## WHAT IS BEING ASKED
Give as output the line that contains "Read this page and output its text content.", followed by every remaining line of the entries, unchanged and with nothing added.

- - - - - - -

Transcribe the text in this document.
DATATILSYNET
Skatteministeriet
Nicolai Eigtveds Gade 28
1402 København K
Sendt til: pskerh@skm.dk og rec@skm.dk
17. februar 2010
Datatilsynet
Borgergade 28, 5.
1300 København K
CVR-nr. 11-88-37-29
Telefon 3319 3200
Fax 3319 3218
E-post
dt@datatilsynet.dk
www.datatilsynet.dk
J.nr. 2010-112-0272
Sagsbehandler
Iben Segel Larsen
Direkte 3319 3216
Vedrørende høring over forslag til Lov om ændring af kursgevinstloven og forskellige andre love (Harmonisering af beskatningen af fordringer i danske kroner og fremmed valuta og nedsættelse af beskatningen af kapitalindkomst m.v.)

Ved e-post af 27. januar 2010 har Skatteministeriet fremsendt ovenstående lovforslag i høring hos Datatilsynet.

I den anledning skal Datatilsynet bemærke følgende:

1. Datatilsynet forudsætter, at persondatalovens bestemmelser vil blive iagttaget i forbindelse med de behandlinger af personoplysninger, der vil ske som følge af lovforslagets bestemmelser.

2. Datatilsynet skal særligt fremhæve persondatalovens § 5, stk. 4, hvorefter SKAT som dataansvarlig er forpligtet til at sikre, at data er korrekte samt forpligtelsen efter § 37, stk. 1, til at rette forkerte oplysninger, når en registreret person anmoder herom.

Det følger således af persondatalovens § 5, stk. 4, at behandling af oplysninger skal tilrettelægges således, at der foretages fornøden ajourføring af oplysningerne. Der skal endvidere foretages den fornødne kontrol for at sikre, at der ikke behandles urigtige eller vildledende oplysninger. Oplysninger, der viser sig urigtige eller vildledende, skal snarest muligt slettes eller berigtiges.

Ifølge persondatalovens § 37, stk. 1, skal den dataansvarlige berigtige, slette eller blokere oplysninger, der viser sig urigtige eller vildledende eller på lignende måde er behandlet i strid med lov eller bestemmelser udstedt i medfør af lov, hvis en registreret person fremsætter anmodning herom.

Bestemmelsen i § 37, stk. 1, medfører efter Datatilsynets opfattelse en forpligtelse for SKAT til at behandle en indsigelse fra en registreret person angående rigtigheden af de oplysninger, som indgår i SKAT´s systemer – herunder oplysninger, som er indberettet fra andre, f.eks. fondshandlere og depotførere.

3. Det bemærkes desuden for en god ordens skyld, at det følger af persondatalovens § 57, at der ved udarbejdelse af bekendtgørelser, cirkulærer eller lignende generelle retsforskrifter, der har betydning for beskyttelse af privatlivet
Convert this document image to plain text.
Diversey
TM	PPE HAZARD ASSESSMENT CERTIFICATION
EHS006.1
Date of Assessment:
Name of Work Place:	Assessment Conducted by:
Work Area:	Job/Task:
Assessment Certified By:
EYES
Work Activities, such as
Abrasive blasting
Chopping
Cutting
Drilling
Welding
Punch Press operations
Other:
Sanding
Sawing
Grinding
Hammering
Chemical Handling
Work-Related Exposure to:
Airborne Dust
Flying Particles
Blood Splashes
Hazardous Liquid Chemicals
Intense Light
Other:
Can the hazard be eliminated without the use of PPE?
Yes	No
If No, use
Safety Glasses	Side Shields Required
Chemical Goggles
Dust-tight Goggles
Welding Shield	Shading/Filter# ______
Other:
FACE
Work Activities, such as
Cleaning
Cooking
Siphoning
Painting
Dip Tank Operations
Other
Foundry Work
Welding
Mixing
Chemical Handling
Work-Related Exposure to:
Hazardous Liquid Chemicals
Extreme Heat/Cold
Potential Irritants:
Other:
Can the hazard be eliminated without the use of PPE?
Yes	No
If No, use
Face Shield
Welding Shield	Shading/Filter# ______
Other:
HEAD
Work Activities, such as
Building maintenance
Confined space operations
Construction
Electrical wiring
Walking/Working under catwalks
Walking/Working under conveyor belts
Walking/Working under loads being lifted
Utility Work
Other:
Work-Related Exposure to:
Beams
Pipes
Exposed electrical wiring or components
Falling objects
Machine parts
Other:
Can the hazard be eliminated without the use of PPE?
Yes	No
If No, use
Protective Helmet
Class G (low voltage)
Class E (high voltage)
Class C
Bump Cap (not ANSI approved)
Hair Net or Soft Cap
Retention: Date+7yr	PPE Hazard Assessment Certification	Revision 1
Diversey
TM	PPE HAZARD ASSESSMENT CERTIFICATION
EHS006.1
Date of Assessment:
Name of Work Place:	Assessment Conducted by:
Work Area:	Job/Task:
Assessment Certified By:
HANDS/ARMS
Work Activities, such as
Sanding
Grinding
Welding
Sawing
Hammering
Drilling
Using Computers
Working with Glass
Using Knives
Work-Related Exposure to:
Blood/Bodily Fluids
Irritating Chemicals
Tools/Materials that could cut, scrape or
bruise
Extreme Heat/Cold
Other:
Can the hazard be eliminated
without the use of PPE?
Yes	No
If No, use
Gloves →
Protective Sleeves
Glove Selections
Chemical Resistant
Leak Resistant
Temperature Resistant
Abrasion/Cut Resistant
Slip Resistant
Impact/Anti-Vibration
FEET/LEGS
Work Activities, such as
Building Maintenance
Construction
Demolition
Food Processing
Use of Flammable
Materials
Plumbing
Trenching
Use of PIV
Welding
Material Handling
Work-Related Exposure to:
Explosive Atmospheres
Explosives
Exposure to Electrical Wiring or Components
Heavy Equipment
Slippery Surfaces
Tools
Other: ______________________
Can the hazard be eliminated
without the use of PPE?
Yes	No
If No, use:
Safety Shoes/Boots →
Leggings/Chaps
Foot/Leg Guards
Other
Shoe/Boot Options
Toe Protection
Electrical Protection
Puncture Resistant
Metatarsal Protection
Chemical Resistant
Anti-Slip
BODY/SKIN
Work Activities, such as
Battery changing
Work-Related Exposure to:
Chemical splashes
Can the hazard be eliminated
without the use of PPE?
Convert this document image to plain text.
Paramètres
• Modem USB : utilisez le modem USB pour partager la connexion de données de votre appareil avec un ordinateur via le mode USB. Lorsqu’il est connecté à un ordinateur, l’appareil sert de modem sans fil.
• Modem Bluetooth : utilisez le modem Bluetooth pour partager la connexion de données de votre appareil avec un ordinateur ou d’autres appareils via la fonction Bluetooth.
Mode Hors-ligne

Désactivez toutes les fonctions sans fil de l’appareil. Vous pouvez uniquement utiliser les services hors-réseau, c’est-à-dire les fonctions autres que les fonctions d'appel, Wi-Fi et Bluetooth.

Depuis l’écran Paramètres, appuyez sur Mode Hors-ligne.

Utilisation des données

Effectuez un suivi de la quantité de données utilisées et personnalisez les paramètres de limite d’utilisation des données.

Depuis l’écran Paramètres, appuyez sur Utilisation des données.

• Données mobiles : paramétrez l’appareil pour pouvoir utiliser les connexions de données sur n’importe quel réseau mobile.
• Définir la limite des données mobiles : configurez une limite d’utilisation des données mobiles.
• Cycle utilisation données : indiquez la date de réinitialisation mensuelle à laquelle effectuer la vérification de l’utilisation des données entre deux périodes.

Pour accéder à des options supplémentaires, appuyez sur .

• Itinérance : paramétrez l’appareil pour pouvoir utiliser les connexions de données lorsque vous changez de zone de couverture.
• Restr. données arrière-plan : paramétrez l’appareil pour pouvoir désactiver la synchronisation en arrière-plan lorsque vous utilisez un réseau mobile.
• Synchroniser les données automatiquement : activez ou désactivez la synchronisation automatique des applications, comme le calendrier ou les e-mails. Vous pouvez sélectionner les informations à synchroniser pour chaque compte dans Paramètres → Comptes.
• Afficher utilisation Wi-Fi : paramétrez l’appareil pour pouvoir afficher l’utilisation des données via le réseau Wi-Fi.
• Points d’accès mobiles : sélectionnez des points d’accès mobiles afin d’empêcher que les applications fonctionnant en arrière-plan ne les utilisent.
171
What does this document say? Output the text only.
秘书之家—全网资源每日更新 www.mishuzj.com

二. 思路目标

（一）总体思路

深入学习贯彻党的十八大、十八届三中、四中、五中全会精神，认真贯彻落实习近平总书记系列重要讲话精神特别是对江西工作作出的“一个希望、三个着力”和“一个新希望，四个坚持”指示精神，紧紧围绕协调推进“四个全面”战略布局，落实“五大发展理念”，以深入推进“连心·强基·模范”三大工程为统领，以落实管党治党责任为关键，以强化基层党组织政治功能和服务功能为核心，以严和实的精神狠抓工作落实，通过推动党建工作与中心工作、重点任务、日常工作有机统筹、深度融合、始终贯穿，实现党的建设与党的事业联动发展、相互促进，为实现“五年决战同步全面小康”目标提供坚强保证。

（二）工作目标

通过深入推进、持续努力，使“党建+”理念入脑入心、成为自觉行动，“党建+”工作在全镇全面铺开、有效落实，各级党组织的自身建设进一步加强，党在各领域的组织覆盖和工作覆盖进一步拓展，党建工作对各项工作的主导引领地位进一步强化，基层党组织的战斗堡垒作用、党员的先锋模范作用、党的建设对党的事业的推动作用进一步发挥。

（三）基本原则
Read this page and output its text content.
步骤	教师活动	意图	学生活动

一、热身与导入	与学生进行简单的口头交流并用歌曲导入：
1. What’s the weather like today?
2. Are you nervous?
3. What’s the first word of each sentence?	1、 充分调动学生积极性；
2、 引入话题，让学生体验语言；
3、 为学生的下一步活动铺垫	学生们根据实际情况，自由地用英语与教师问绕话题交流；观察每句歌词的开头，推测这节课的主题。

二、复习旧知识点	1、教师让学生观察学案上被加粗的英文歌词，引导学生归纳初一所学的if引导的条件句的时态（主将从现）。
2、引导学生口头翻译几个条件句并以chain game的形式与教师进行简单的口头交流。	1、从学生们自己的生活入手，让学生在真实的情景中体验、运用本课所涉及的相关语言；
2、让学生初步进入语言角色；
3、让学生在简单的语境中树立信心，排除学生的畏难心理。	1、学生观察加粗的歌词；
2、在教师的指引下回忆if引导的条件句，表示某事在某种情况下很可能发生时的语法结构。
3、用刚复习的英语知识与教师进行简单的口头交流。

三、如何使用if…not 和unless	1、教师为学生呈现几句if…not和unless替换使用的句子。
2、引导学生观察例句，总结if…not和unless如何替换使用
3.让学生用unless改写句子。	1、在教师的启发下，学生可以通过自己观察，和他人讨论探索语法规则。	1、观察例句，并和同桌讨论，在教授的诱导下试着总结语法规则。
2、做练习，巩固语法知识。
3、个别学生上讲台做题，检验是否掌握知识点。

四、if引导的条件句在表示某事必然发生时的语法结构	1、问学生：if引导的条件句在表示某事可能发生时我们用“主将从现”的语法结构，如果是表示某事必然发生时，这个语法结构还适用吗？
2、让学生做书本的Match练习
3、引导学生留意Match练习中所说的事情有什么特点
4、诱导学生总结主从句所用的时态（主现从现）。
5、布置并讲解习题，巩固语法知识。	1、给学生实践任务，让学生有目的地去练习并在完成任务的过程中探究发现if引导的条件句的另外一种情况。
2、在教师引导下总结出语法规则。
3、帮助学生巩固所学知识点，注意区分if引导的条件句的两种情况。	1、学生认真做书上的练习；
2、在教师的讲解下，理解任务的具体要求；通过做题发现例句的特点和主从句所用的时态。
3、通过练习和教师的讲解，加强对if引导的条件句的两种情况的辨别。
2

- - - - - - -

## SOLUTION BELOW
Read this page and output its text content.
步骤	教师活动	意图	学生活动

一、热身与导入	与学生进行简单的口头交流并用歌曲导入：
1. What’s the weather like today?
2. Are you nervous?
3. What’s the first word of each sentence?	1、 充分调动学生积极性；
2、 引入话题，让学生体验语言；
3、 为学生的下一步活动铺垫	学生们根据实际情况，自由地用英语与教师问绕话题交流；观察每句歌词的开头，推测这节课的主题。

二、复习旧知识点	1、教师让学生观察学案上被加粗的英文歌词，引导学生归纳初一所学的if引导的条件句的时态（主将从现）。
2、引导学生口头翻译几个条件句并以chain game的形式与教师进行简单的口头交流。	1、从学生们自己的生活入手，让学生在真实的情景中体验、运用本课所涉及的相关语言；
2、让学生初步进入语言角色；
3、让学生在简单的语境中树立信心，排除学生的畏难心理。	1、学生观察加粗的歌词；
2、在教师的指引下回忆if引导的条件句，表示某事在某种情况下很可能发生时的语法结构。
3、用刚复习的英语知识与教师进行简单的口头交流。

三、如何使用if…not 和unless	1、教师为学生呈现几句if…not和unless替换使用的句子。
2、引导学生观察例句，总结if…not和unless如何替换使用
3.让学生用unless改写句子。	1、在教师的启发下，学生可以通过自己观察，和他人讨论探索语法规则。	1、观察例句，并和同桌讨论，在教授的诱导下试着总结语法规则。
2、做练习，巩固语法知识。
3、个别学生上讲台做题，检验是否掌握知识点。

四、if引导的条件句在表示某事必然发生时的语法结构	1、问学生：if引导的条件句在表示某事可能发生时我们用“主将从现”的语法结构，如果是表示某事必然发生时，这个语法结构还适用吗？
2、让学生做书本的Match练习
3、引导学生留意Match练习中所说的事情有什么特点
4、诱导学生总结主从句所用的时态（主现从现）。
5、布置并讲解习题，巩固语法知识。	1、给学生实践任务，让学生有目的地去练习并在完成任务的过程中探究发现if引导的条件句的另外一种情况。
2、在教师引导下总结出语法规则。
3、帮助学生巩固所学知识点，注意区分if引导的条件句的两种情况。	1、学生认真做书上的练习；
2、在教师的讲解下，理解任务的具体要求；通过做题发现例句的特点和主从句所用的时态。
3、通过练习和教师的讲解，加强对if引导的条件句的两种情况的辨别。
2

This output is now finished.